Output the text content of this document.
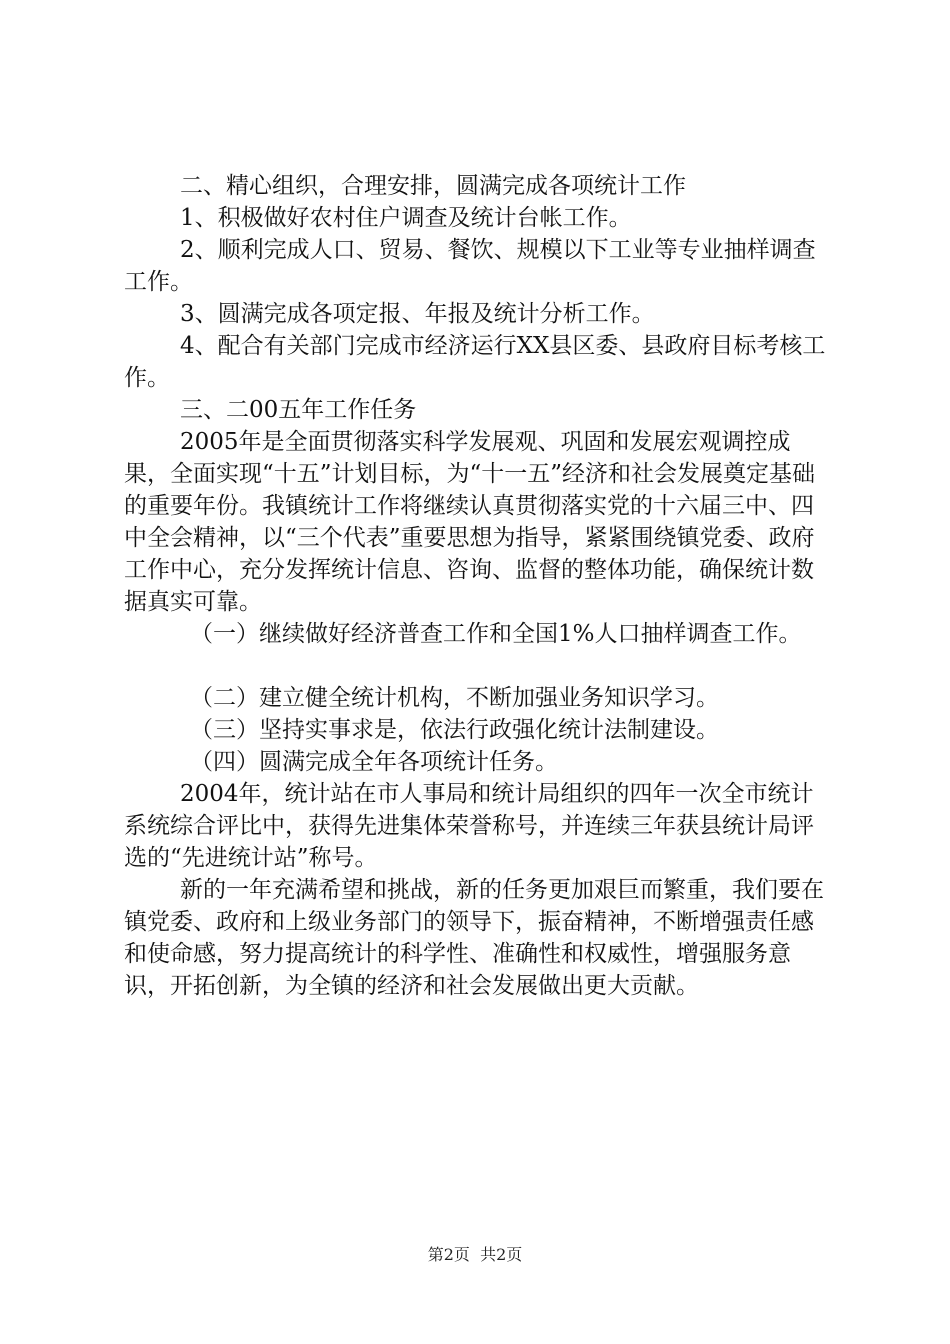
二、精心组织，合理安排，圆满完成各项统计工作

1、积极做好农村住户调查及统计台帐工作。

2、顺利完成人口、贸易、餐饮、规模以下工业等专业抽样调查工作。

3、圆满完成各项定报、年报及统计分析工作。

4、配合有关部门完成市经济运行XX县区委、县政府目标考核工作。

三、二00五年工作任务

2005年是全面贯彻落实科学发展观、巩固和发展宏观调控成果，全面实现“十五”计划目标，为“十一五”经济和社会发展奠定基础的重要年份。我镇统计工作将继续认真贯彻落实党的十六届三中、四中全会精神，以“三个代表”重要思想为指导，紧紧围绕镇党委、政府工作中心，充分发挥统计信息、咨询、监督的整体功能，确保统计数据真实可靠。

（一）继续做好经济普查工作和全国1%人口抽样调查工作。

（二）建立健全统计机构，不断加强业务知识学习。

（三）坚持实事求是，依法行政强化统计法制建设。

（四）圆满完成全年各项统计任务。

2004年，统计站在市人事局和统计局组织的四年一次全市统计系统综合评比中，获得先进集体荣誉称号，并连续三年获县统计局评选的“先进统计站”称号。

新的一年充满希望和挑战，新的任务更加艰巨而繁重，我们要在镇党委、政府和上级业务部门的领导下，振奋精神，不断增强责任感和使命感，努力提高统计的科学性、准确性和权威性，增强服务意识，开拓创新，为全镇的经济和社会发展做出更大贡献。

第2页 共2页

[Stated problem]
Repeat the listing above exactly, with no pictures.

[Task solution]
Output the text content of this document.
二、精心组织，合理安排，圆满完成各项统计工作

1、积极做好农村住户调查及统计台帐工作。

2、顺利完成人口、贸易、餐饮、规模以下工业等专业抽样调查工作。

3、圆满完成各项定报、年报及统计分析工作。

4、配合有关部门完成市经济运行XX县区委、县政府目标考核工作。

三、二00五年工作任务

2005年是全面贯彻落实科学发展观、巩固和发展宏观调控成果，全面实现“十五”计划目标，为“十一五”经济和社会发展奠定基础的重要年份。我镇统计工作将继续认真贯彻落实党的十六届三中、四中全会精神，以“三个代表”重要思想为指导，紧紧围绕镇党委、政府工作中心，充分发挥统计信息、咨询、监督的整体功能，确保统计数据真实可靠。

（一）继续做好经济普查工作和全国1%人口抽样调查工作。

（二）建立健全统计机构，不断加强业务知识学习。

（三）坚持实事求是，依法行政强化统计法制建设。

（四）圆满完成全年各项统计任务。

2004年，统计站在市人事局和统计局组织的四年一次全市统计系统综合评比中，获得先进集体荣誉称号，并连续三年获县统计局评选的“先进统计站”称号。

新的一年充满希望和挑战，新的任务更加艰巨而繁重，我们要在镇党委、政府和上级业务部门的领导下，振奋精神，不断增强责任感和使命感，努力提高统计的科学性、准确性和权威性，增强服务意识，开拓创新，为全镇的经济和社会发展做出更大贡献。

第2页 共2页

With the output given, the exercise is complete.